> Written exercise
Would you transcribe the listing that follows, character for character, and omit its images?
[START OF Records provided]
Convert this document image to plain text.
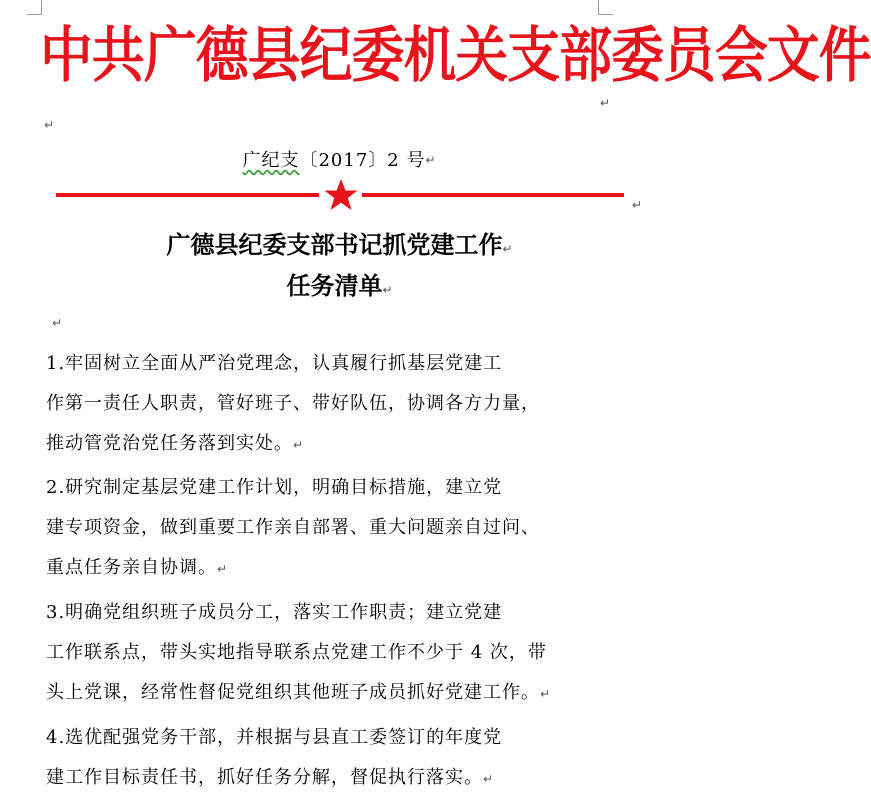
中共广德县纪委机关支部委员会文件
↵
↵
广纪支〔2017〕2 号↵
↵
广德县纪委支部书记抓党建工作↵
任务清单↵
↵
1.牢固树立全面从严治党理念，认真履行抓基层党建工
作第一责任人职责，管好班子、带好队伍，协调各方力量，
推动管党治党任务落到实处。↵
2.研究制定基层党建工作计划，明确目标措施，建立党
建专项资金，做到重要工作亲自部署、重大问题亲自过问、
重点任务亲自协调。↵
3.明确党组织班子成员分工，落实工作职责；建立党建
工作联系点，带头实地指导联系点党建工作不少于 4 次，带
头上党课，经常性督促党组织其他班子成员抓好党建工作。↵
4.选优配强党务干部，并根据与县直工委签订的年度党
建工作目标责任书，抓好任务分解，督促执行落实。↵
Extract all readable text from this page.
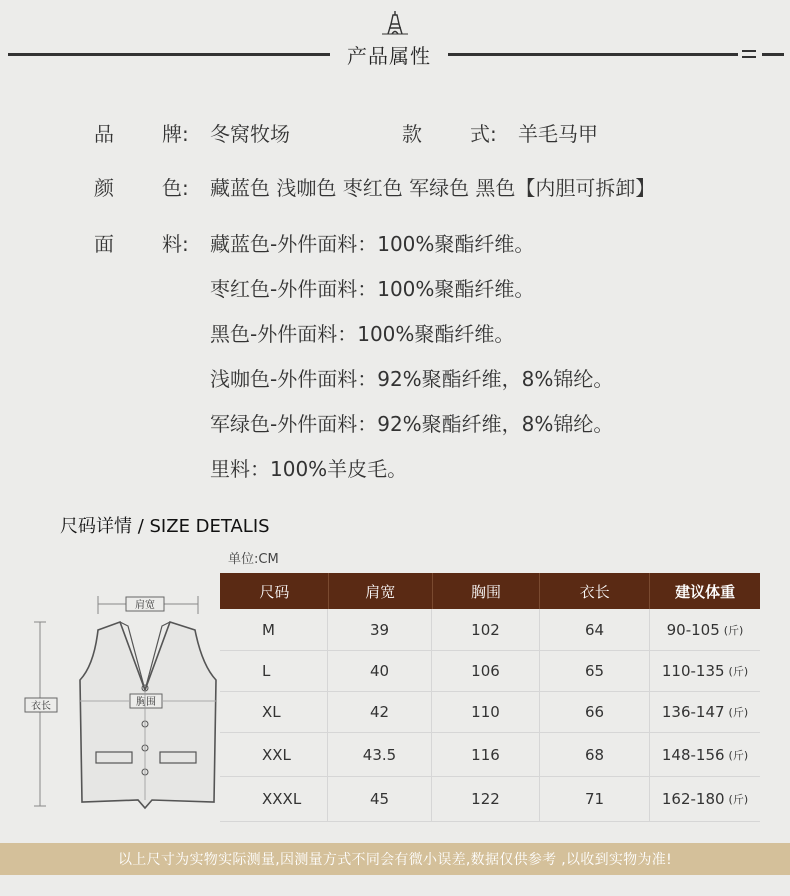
产品属性
品 牌: 冬窝牧场	款 式: 羊毛马甲
颜 色: 藏蓝色 浅咖色 枣红色 军绿色 黑色【内胆可拆卸】
面 料: 藏蓝色-外件面料：100%聚酯纤维。
枣红色-外件面料：100%聚酯纤维。
黑色-外件面料：100%聚酯纤维。
浅咖色-外件面料：92%聚酯纤维，8%锦纶。
军绿色-外件面料：92%聚酯纤维，8%锦纶。
里料：100%羊皮毛。
尺码详情 / SIZE DETALIS
单位:CM
肩宽
衣长	胸围
尺码	肩宽	胸围	衣长	建议体重
M	39	102	64	90-105 (斤)
L	40	106	65	110-135 (斤)
XL	42	110	66	136-147 (斤)
XXL	43.5	116	68	148-156 (斤)
XXXL	45	122	71	162-180 (斤)
以上尺寸为实物实际测量,因测量方式不同会有微小误差,数据仅供参考 ,以收到实物为准!
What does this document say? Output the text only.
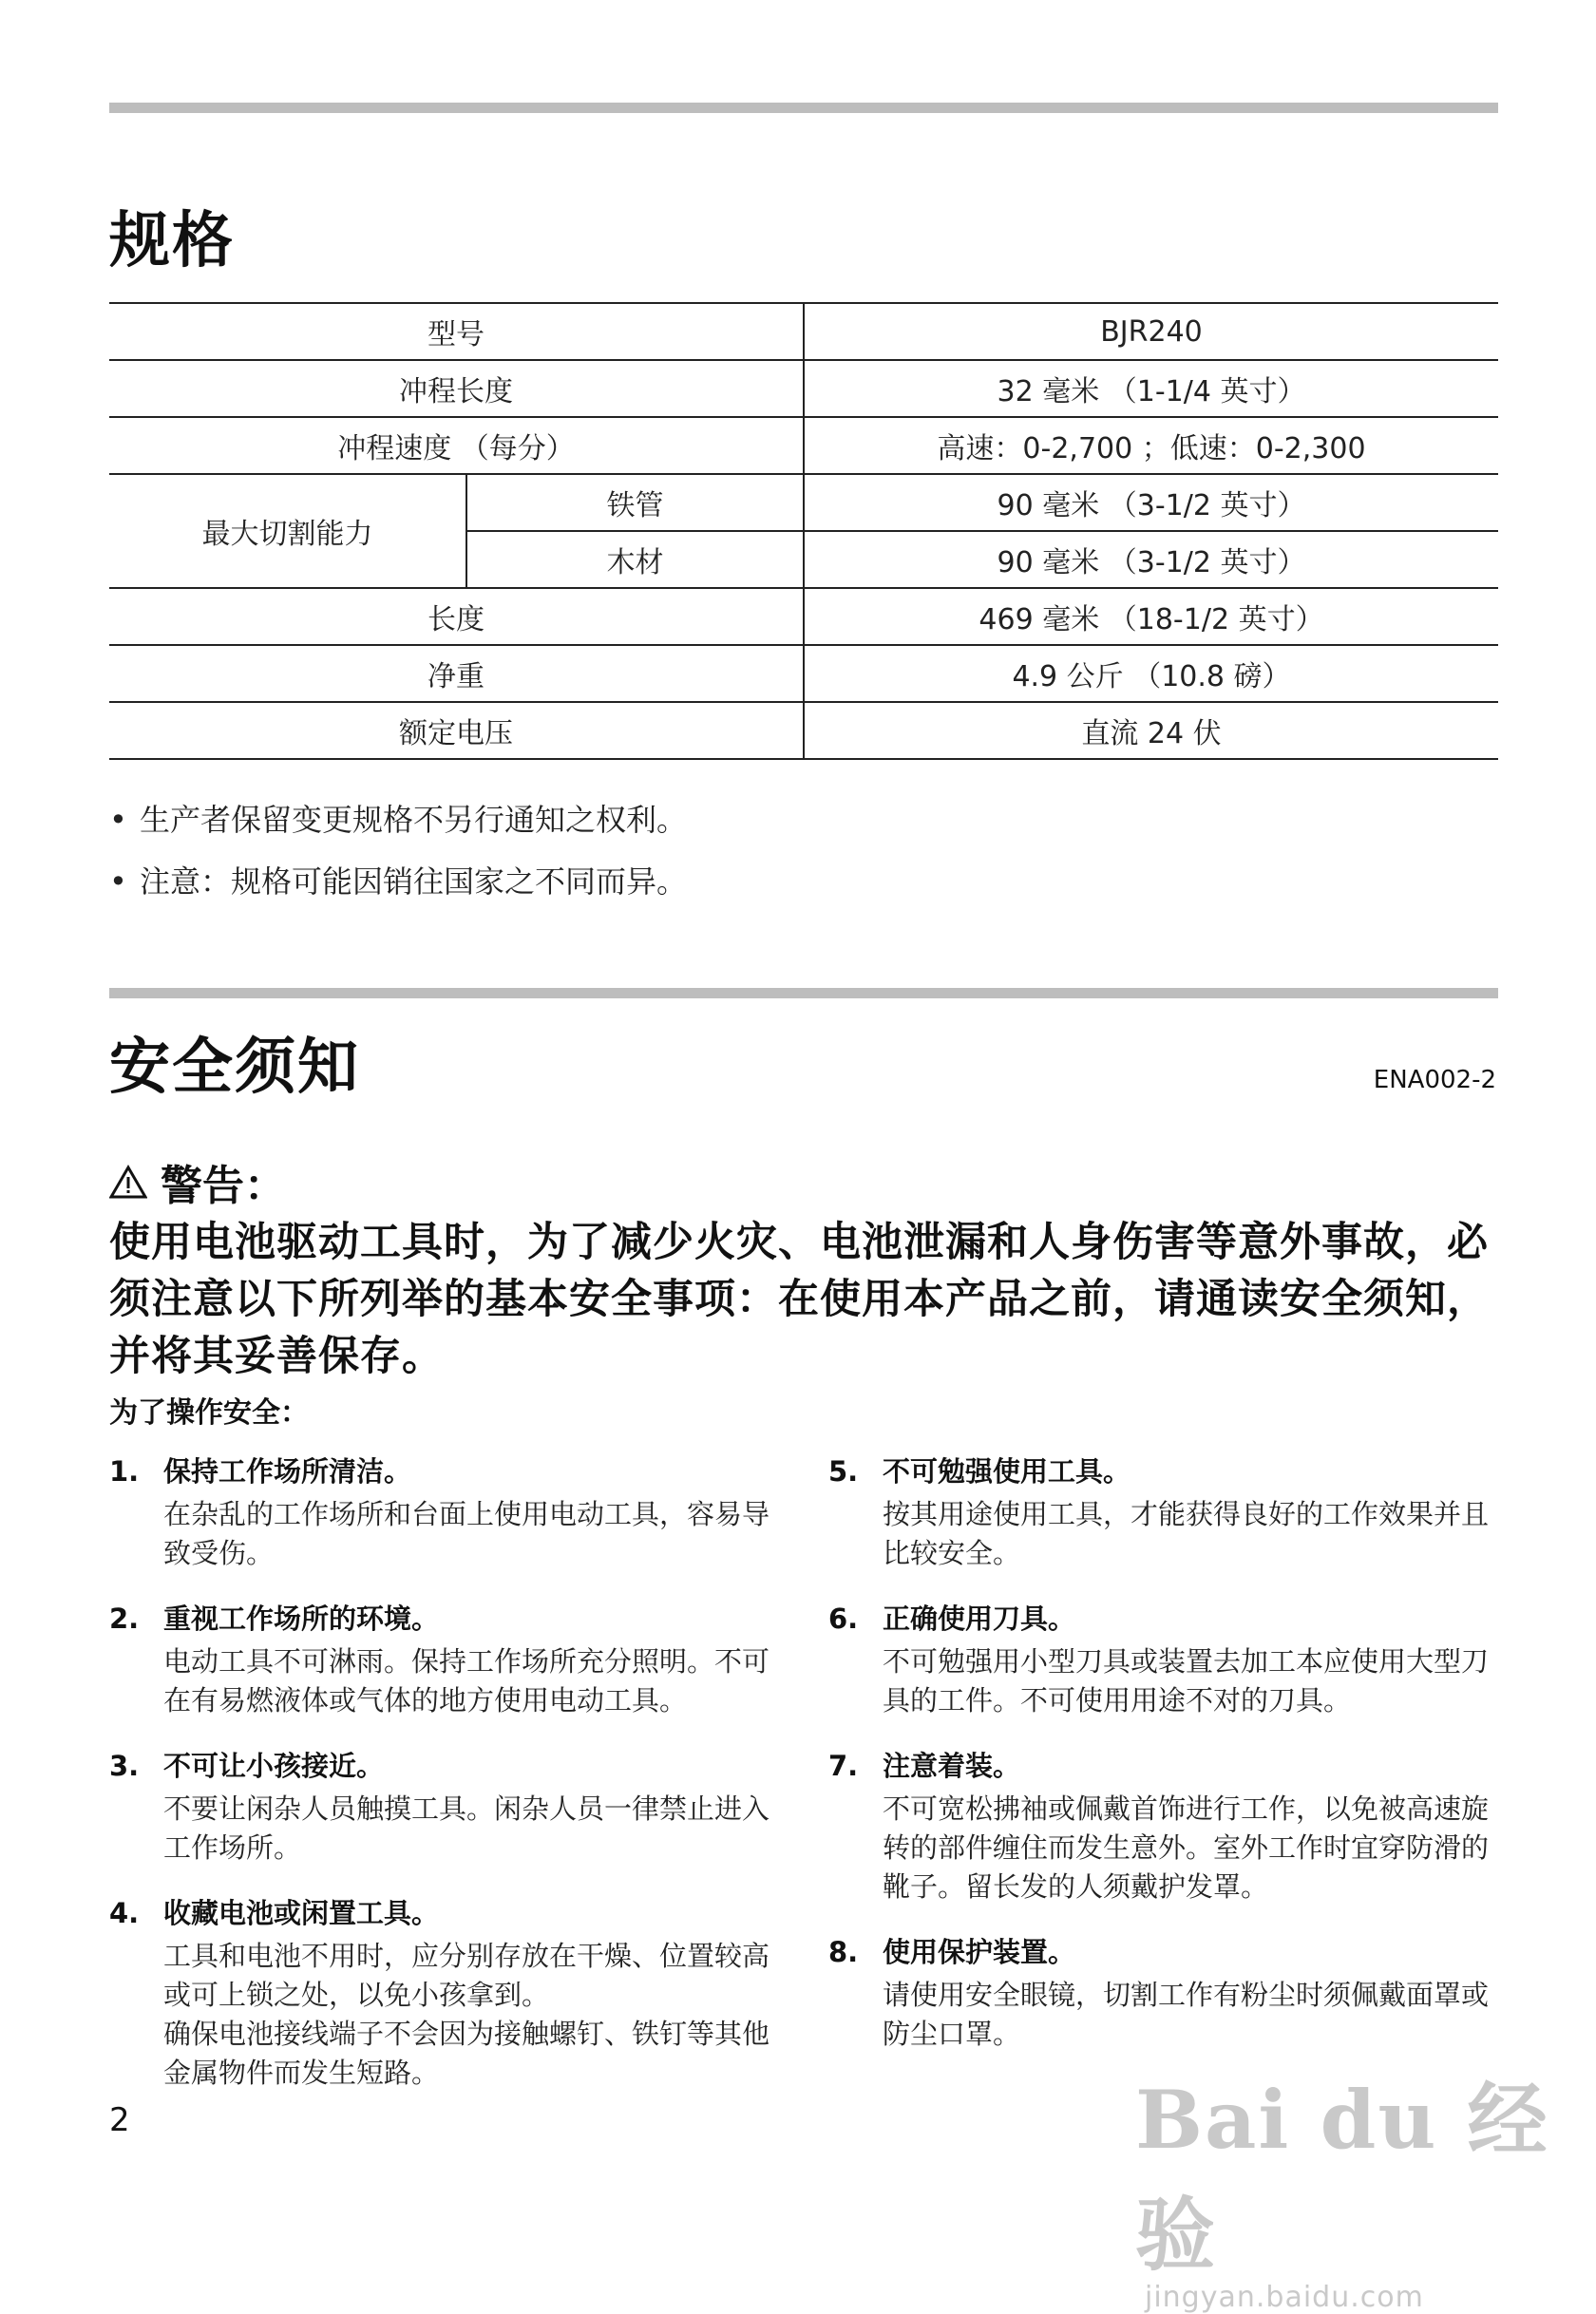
规格
型号		BJR240
冲程长度		32 毫米 （1-1/4 英寸）
冲程速度 （每分）		高速：0-2,700 ；低速：0-2,300
最大切割能力	铁管	90 毫米 （3-1/2 英寸）
	木材	90 毫米 （3-1/2 英寸）
长度		469 毫米 （18-1/2 英寸）
净重		4.9 公斤 （10.8 磅）
额定电压		直流 24 伏
• 生产者保留变更规格不另行通知之权利。
• 注意：规格可能因销往国家之不同而异。
安全须知	ENA002-2
警告：
使用电池驱动工具时，为了减少火灾、电池泄漏和人身伤害等意外事故，必须注意以下所列举的基本安全事项：在使用本产品之前，请通读安全须知，并将其妥善保存。
为了操作安全：
1. 保持工作场所清洁。
在杂乱的工作场所和台面上使用电动工具，容易导致受伤。
2. 重视工作场所的环境。
电动工具不可淋雨。保持工作场所充分照明。不可在有易燃液体或气体的地方使用电动工具。
3. 不可让小孩接近。
不要让闲杂人员触摸工具。闲杂人员一律禁止进入工作场所。
4. 收藏电池或闲置工具。
工具和电池不用时，应分别存放在干燥、位置较高或可上锁之处，以免小孩拿到。
确保电池接线端子不会因为接触螺钉、铁钉等其他金属物件而发生短路。
5. 不可勉强使用工具。
按其用途使用工具，才能获得良好的工作效果并且比较安全。
6. 正确使用刀具。
不可勉强用小型刀具或装置去加工本应使用大型刀具的工件。不可使用用途不对的刀具。
7. 注意着装。
不可宽松拂袖或佩戴首饰进行工作，以免被高速旋转的部件缠住而发生意外。室外工作时宜穿防滑的靴子。留长发的人须戴护发罩。
8. 使用保护装置。
请使用安全眼镜，切割工作有粉尘时须佩戴面罩或防尘口罩。
2	Bai du 经验
jingyan.baidu.com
[END OF Records provided]
> Result for this task
Convert this document image to plain text.
中共广德县纪委机关支部委员会文件
↵
↵
广纪支〔2017〕2 号↵
↵
广德县纪委支部书记抓党建工作↵
任务清单↵
↵
1.牢固树立全面从严治党理念，认真履行抓基层党建工
作第一责任人职责，管好班子、带好队伍，协调各方力量，
推动管党治党任务落到实处。↵
2.研究制定基层党建工作计划，明确目标措施，建立党
建专项资金，做到重要工作亲自部署、重大问题亲自过问、
重点任务亲自协调。↵
3.明确党组织班子成员分工，落实工作职责；建立党建
工作联系点，带头实地指导联系点党建工作不少于 4 次，带
头上党课，经常性督促党组织其他班子成员抓好党建工作。↵
4.选优配强党务干部，并根据与县直工委签订的年度党
建工作目标责任书，抓好任务分解，督促执行落实。↵
Extract all readable text from this page.
产品属性
品 牌: 冬窝牧场	款 式: 羊毛马甲
颜 色: 藏蓝色 浅咖色 枣红色 军绿色 黑色【内胆可拆卸】
面 料: 藏蓝色-外件面料：100%聚酯纤维。
枣红色-外件面料：100%聚酯纤维。
黑色-外件面料：100%聚酯纤维。
浅咖色-外件面料：92%聚酯纤维，8%锦纶。
军绿色-外件面料：92%聚酯纤维，8%锦纶。
里料：100%羊皮毛。
尺码详情 / SIZE DETALIS
单位:CM
肩宽
衣长	胸围
尺码	肩宽	胸围	衣长	建议体重
M	39	102	64	90-105 (斤)
L	40	106	65	110-135 (斤)
XL	42	110	66	136-147 (斤)
XXL	43.5	116	68	148-156 (斤)
XXXL	45	122	71	162-180 (斤)
以上尺寸为实物实际测量,因测量方式不同会有微小误差,数据仅供参考 ,以收到实物为准!
What does this document say? Output the text only.
规格
型号		BJR240
冲程长度		32 毫米 （1-1/4 英寸）
冲程速度 （每分）		高速：0-2,700 ；低速：0-2,300
最大切割能力	铁管	90 毫米 （3-1/2 英寸）
	木材	90 毫米 （3-1/2 英寸）
长度		469 毫米 （18-1/2 英寸）
净重		4.9 公斤 （10.8 磅）
额定电压		直流 24 伏
• 生产者保留变更规格不另行通知之权利。
• 注意：规格可能因销往国家之不同而异。
安全须知	ENA002-2
警告：
使用电池驱动工具时，为了减少火灾、电池泄漏和人身伤害等意外事故，必须注意以下所列举的基本安全事项：在使用本产品之前，请通读安全须知，并将其妥善保存。
为了操作安全：
1. 保持工作场所清洁。
在杂乱的工作场所和台面上使用电动工具，容易导致受伤。
2. 重视工作场所的环境。
电动工具不可淋雨。保持工作场所充分照明。不可在有易燃液体或气体的地方使用电动工具。
3. 不可让小孩接近。
不要让闲杂人员触摸工具。闲杂人员一律禁止进入工作场所。
4. 收藏电池或闲置工具。
工具和电池不用时，应分别存放在干燥、位置较高或可上锁之处，以免小孩拿到。
确保电池接线端子不会因为接触螺钉、铁钉等其他金属物件而发生短路。
5. 不可勉强使用工具。
按其用途使用工具，才能获得良好的工作效果并且比较安全。
6. 正确使用刀具。
不可勉强用小型刀具或装置去加工本应使用大型刀具的工件。不可使用用途不对的刀具。
7. 注意着装。
不可宽松拂袖或佩戴首饰进行工作，以免被高速旋转的部件缠住而发生意外。室外工作时宜穿防滑的靴子。留长发的人须戴护发罩。
8. 使用保护装置。
请使用安全眼镜，切割工作有粉尘时须佩戴面罩或防尘口罩。
2	Bai du 经验
jingyan.baidu.com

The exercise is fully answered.